------ Available records

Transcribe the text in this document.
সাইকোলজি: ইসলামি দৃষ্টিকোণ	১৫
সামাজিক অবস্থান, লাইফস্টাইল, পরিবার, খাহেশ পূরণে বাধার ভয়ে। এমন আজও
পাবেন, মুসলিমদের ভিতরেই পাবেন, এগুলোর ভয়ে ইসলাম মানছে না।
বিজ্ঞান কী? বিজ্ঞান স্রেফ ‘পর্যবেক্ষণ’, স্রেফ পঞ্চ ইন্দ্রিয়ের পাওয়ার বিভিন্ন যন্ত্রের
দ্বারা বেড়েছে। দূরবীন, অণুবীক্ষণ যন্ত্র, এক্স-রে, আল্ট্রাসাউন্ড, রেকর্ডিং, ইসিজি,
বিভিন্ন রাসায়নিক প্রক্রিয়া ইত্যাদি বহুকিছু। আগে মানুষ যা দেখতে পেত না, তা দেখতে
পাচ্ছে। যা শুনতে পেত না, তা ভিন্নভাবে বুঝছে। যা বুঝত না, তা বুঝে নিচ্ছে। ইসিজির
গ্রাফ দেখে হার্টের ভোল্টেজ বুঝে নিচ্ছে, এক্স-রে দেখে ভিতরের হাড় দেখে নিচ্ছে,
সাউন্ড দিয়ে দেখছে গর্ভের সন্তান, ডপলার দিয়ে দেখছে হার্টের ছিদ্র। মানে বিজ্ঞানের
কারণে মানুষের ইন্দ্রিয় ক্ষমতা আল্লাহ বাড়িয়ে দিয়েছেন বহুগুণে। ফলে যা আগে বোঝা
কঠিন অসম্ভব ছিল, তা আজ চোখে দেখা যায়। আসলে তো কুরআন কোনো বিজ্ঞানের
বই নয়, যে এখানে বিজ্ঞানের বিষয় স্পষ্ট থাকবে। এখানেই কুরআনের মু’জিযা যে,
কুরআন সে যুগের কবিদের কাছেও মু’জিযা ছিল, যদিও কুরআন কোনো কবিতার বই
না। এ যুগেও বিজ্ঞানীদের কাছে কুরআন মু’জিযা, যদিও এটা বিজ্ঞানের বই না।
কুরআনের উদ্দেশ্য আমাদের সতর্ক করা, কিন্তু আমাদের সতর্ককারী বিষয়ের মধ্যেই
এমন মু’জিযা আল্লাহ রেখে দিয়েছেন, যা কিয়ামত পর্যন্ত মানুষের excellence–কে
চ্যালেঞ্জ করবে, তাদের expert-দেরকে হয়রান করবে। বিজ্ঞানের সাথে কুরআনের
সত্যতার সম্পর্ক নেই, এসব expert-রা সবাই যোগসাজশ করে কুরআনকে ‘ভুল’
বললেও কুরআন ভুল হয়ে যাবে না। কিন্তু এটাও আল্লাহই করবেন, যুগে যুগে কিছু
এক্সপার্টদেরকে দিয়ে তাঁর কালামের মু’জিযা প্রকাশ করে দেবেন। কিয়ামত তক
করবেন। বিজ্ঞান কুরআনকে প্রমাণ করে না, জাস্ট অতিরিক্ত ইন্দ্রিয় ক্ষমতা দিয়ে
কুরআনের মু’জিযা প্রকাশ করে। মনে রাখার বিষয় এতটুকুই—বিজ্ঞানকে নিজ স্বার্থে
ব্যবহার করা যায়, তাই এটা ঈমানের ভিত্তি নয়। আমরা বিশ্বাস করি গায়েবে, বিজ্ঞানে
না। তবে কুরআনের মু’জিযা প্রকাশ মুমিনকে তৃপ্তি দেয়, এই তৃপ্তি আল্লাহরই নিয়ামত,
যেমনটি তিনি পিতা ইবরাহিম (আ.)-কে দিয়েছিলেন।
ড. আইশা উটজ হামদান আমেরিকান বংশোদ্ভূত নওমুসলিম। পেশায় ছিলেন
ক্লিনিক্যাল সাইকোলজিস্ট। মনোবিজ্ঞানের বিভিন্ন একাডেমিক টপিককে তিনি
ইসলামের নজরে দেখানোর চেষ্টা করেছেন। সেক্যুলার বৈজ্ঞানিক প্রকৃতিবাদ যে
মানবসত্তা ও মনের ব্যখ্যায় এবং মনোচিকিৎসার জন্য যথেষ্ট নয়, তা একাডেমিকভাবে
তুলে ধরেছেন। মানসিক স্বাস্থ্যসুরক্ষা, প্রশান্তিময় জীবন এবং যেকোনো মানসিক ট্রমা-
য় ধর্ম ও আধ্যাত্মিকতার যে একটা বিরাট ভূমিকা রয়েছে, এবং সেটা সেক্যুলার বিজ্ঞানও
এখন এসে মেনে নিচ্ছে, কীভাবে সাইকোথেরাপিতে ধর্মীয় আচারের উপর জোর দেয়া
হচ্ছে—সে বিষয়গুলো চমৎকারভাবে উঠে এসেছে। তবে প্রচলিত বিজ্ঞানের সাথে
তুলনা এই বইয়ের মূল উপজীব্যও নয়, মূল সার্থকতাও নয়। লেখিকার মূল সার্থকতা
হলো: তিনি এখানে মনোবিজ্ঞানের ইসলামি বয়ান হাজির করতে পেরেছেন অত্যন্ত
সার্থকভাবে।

------------

▶ The task:
Please quote the data above in full, with no line missing.

▶ Result:
Transcribe the text in this document.
সাইকোলজি: ইসলামি দৃষ্টিকোণ	১৫
সামাজিক অবস্থান, লাইফস্টাইল, পরিবার, খাহেশ পূরণে বাধার ভয়ে। এমন আজও
পাবেন, মুসলিমদের ভিতরেই পাবেন, এগুলোর ভয়ে ইসলাম মানছে না।
বিজ্ঞান কী? বিজ্ঞান স্রেফ ‘পর্যবেক্ষণ’, স্রেফ পঞ্চ ইন্দ্রিয়ের পাওয়ার বিভিন্ন যন্ত্রের
দ্বারা বেড়েছে। দূরবীন, অণুবীক্ষণ যন্ত্র, এক্স-রে, আল্ট্রাসাউন্ড, রেকর্ডিং, ইসিজি,
বিভিন্ন রাসায়নিক প্রক্রিয়া ইত্যাদি বহুকিছু। আগে মানুষ যা দেখতে পেত না, তা দেখতে
পাচ্ছে। যা শুনতে পেত না, তা ভিন্নভাবে বুঝছে। যা বুঝত না, তা বুঝে নিচ্ছে। ইসিজির
গ্রাফ দেখে হার্টের ভোল্টেজ বুঝে নিচ্ছে, এক্স-রে দেখে ভিতরের হাড় দেখে নিচ্ছে,
সাউন্ড দিয়ে দেখছে গর্ভের সন্তান, ডপলার দিয়ে দেখছে হার্টের ছিদ্র। মানে বিজ্ঞানের
কারণে মানুষের ইন্দ্রিয় ক্ষমতা আল্লাহ বাড়িয়ে দিয়েছেন বহুগুণে। ফলে যা আগে বোঝা
কঠিন অসম্ভব ছিল, তা আজ চোখে দেখা যায়। আসলে তো কুরআন কোনো বিজ্ঞানের
বই নয়, যে এখানে বিজ্ঞানের বিষয় স্পষ্ট থাকবে। এখানেই কুরআনের মু’জিযা যে,
কুরআন সে যুগের কবিদের কাছেও মু’জিযা ছিল, যদিও কুরআন কোনো কবিতার বই
না। এ যুগেও বিজ্ঞানীদের কাছে কুরআন মু’জিযা, যদিও এটা বিজ্ঞানের বই না।
কুরআনের উদ্দেশ্য আমাদের সতর্ক করা, কিন্তু আমাদের সতর্ককারী বিষয়ের মধ্যেই
এমন মু’জিযা আল্লাহ রেখে দিয়েছেন, যা কিয়ামত পর্যন্ত মানুষের excellence–কে
চ্যালেঞ্জ করবে, তাদের expert-দেরকে হয়রান করবে। বিজ্ঞানের সাথে কুরআনের
সত্যতার সম্পর্ক নেই, এসব expert-রা সবাই যোগসাজশ করে কুরআনকে ‘ভুল’
বললেও কুরআন ভুল হয়ে যাবে না। কিন্তু এটাও আল্লাহই করবেন, যুগে যুগে কিছু
এক্সপার্টদেরকে দিয়ে তাঁর কালামের মু’জিযা প্রকাশ করে দেবেন। কিয়ামত তক
করবেন। বিজ্ঞান কুরআনকে প্রমাণ করে না, জাস্ট অতিরিক্ত ইন্দ্রিয় ক্ষমতা দিয়ে
কুরআনের মু’জিযা প্রকাশ করে। মনে রাখার বিষয় এতটুকুই—বিজ্ঞানকে নিজ স্বার্থে
ব্যবহার করা যায়, তাই এটা ঈমানের ভিত্তি নয়। আমরা বিশ্বাস করি গায়েবে, বিজ্ঞানে
না। তবে কুরআনের মু’জিযা প্রকাশ মুমিনকে তৃপ্তি দেয়, এই তৃপ্তি আল্লাহরই নিয়ামত,
যেমনটি তিনি পিতা ইবরাহিম (আ.)-কে দিয়েছিলেন।
ড. আইশা উটজ হামদান আমেরিকান বংশোদ্ভূত নওমুসলিম। পেশায় ছিলেন
ক্লিনিক্যাল সাইকোলজিস্ট। মনোবিজ্ঞানের বিভিন্ন একাডেমিক টপিককে তিনি
ইসলামের নজরে দেখানোর চেষ্টা করেছেন। সেক্যুলার বৈজ্ঞানিক প্রকৃতিবাদ যে
মানবসত্তা ও মনের ব্যখ্যায় এবং মনোচিকিৎসার জন্য যথেষ্ট নয়, তা একাডেমিকভাবে
তুলে ধরেছেন। মানসিক স্বাস্থ্যসুরক্ষা, প্রশান্তিময় জীবন এবং যেকোনো মানসিক ট্রমা-
য় ধর্ম ও আধ্যাত্মিকতার যে একটা বিরাট ভূমিকা রয়েছে, এবং সেটা সেক্যুলার বিজ্ঞানও
এখন এসে মেনে নিচ্ছে, কীভাবে সাইকোথেরাপিতে ধর্মীয় আচারের উপর জোর দেয়া
হচ্ছে—সে বিষয়গুলো চমৎকারভাবে উঠে এসেছে। তবে প্রচলিত বিজ্ঞানের সাথে
তুলনা এই বইয়ের মূল উপজীব্যও নয়, মূল সার্থকতাও নয়। লেখিকার মূল সার্থকতা
হলো: তিনি এখানে মনোবিজ্ঞানের ইসলামি বয়ান হাজির করতে পেরেছেন অত্যন্ত
সার্থকভাবে।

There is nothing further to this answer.